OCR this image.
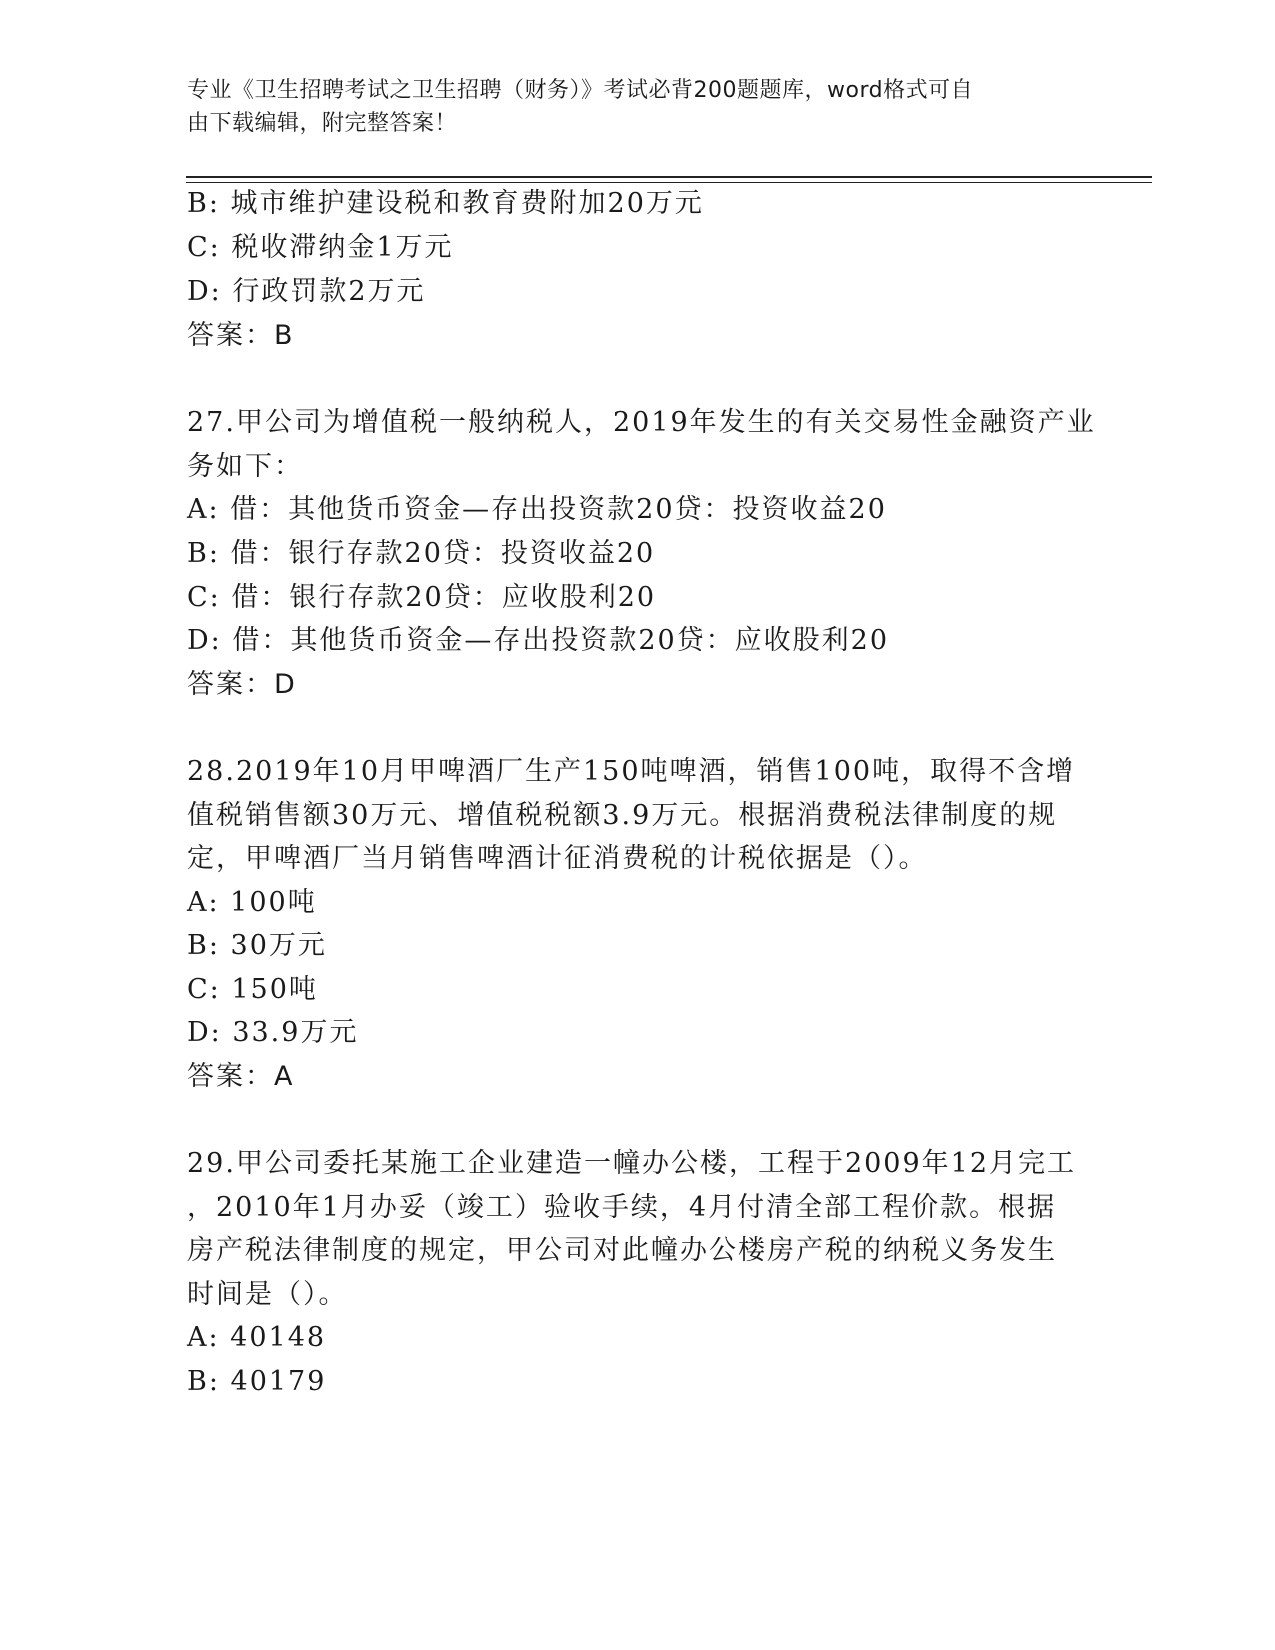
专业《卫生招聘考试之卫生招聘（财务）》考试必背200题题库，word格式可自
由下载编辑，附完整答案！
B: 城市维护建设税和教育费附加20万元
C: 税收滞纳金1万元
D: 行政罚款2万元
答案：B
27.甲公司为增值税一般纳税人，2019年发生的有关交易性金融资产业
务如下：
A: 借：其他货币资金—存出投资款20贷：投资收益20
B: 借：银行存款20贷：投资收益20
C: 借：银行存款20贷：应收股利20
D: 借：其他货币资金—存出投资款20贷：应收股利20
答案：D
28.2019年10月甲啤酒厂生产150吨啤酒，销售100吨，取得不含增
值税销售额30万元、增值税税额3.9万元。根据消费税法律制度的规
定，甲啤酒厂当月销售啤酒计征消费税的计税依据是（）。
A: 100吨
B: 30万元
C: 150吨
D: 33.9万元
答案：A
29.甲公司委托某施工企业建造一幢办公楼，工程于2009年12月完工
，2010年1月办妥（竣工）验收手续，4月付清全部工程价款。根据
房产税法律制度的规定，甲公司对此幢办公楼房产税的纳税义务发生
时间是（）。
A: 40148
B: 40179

▬▬▬▬▬▬

Goal.
Copy every record character for character. Skip the pictures.

Exercise answer.
OCR this image.
专业《卫生招聘考试之卫生招聘（财务）》考试必背200题题库，word格式可自
由下载编辑，附完整答案！
B: 城市维护建设税和教育费附加20万元
C: 税收滞纳金1万元
D: 行政罚款2万元
答案：B
27.甲公司为增值税一般纳税人，2019年发生的有关交易性金融资产业
务如下：
A: 借：其他货币资金—存出投资款20贷：投资收益20
B: 借：银行存款20贷：投资收益20
C: 借：银行存款20贷：应收股利20
D: 借：其他货币资金—存出投资款20贷：应收股利20
答案：D
28.2019年10月甲啤酒厂生产150吨啤酒，销售100吨，取得不含增
值税销售额30万元、增值税税额3.9万元。根据消费税法律制度的规
定，甲啤酒厂当月销售啤酒计征消费税的计税依据是（）。
A: 100吨
B: 30万元
C: 150吨
D: 33.9万元
答案：A
29.甲公司委托某施工企业建造一幢办公楼，工程于2009年12月完工
，2010年1月办妥（竣工）验收手续，4月付清全部工程价款。根据
房产税法律制度的规定，甲公司对此幢办公楼房产税的纳税义务发生
时间是（）。
A: 40148
B: 40179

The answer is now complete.